● Records supplied
+ + + +

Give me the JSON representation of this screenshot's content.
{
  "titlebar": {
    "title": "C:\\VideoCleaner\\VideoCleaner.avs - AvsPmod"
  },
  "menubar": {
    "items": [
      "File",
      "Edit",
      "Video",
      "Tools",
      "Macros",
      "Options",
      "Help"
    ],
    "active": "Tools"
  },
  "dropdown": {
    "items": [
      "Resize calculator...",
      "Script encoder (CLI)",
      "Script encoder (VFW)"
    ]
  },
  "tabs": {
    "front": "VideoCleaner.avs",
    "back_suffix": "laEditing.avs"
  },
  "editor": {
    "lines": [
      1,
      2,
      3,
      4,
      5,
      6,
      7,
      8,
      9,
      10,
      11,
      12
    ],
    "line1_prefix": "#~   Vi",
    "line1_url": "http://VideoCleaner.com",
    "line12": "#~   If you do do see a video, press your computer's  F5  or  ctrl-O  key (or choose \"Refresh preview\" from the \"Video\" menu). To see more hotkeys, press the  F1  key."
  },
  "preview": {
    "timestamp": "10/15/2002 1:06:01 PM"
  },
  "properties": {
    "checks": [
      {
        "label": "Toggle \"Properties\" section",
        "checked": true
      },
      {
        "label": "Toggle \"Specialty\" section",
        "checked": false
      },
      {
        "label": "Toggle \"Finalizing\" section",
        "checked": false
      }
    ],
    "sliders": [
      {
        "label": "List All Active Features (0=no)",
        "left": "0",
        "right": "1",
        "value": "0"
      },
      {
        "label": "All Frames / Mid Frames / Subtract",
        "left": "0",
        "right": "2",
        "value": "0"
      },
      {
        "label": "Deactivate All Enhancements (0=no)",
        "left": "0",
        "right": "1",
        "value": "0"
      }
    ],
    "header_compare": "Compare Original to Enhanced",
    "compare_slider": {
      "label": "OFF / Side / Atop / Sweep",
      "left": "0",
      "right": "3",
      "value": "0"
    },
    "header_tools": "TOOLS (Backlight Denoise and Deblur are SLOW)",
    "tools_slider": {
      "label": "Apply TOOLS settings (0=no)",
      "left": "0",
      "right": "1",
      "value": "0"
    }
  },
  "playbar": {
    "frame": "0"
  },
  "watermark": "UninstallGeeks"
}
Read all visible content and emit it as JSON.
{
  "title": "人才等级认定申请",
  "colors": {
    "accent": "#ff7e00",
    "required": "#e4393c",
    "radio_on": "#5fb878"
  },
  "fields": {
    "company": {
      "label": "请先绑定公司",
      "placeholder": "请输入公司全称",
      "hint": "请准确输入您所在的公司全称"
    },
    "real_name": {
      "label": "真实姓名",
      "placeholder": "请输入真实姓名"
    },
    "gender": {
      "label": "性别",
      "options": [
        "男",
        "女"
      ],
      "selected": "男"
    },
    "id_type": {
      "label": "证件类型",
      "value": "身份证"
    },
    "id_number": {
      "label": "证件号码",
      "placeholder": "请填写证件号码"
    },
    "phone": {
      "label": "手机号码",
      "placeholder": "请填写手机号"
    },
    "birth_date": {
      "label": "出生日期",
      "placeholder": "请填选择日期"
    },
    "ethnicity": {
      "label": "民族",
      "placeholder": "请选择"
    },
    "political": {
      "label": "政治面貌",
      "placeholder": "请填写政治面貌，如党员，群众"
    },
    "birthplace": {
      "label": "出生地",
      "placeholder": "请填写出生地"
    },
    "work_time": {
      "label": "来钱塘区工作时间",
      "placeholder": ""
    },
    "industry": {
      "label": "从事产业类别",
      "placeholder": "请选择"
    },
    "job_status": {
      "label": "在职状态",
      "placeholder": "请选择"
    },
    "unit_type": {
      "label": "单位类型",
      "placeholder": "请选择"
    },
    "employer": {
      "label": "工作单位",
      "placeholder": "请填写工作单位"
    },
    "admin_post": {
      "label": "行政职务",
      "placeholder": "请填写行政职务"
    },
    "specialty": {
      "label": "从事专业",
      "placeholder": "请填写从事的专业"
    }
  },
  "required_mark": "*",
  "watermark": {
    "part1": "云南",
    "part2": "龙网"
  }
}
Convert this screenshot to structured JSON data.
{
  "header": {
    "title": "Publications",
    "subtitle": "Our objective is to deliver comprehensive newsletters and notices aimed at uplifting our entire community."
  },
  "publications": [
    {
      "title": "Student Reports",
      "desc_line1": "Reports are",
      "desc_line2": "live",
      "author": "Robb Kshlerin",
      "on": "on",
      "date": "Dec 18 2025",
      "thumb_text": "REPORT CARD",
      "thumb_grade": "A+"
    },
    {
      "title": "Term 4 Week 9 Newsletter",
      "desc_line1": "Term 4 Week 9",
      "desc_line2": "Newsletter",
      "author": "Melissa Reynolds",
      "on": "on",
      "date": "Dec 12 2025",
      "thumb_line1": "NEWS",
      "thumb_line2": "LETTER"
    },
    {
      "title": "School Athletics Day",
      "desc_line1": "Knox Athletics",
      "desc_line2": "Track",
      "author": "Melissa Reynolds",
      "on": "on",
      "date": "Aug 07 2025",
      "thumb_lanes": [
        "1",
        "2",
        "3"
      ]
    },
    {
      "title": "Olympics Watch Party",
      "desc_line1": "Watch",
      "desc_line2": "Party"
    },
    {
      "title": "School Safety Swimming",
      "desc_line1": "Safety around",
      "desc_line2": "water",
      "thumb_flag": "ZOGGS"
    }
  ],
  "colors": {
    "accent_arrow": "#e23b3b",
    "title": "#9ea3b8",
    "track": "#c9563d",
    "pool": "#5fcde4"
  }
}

+ + + +

From the entries above, copy every line containing the word "VideoCleaner".

    "title": "C:\\VideoCleaner\\VideoCleaner.avs - AvsPmod"
    "front": "VideoCleaner.avs",
    "line1_url": "http://VideoCleaner.com",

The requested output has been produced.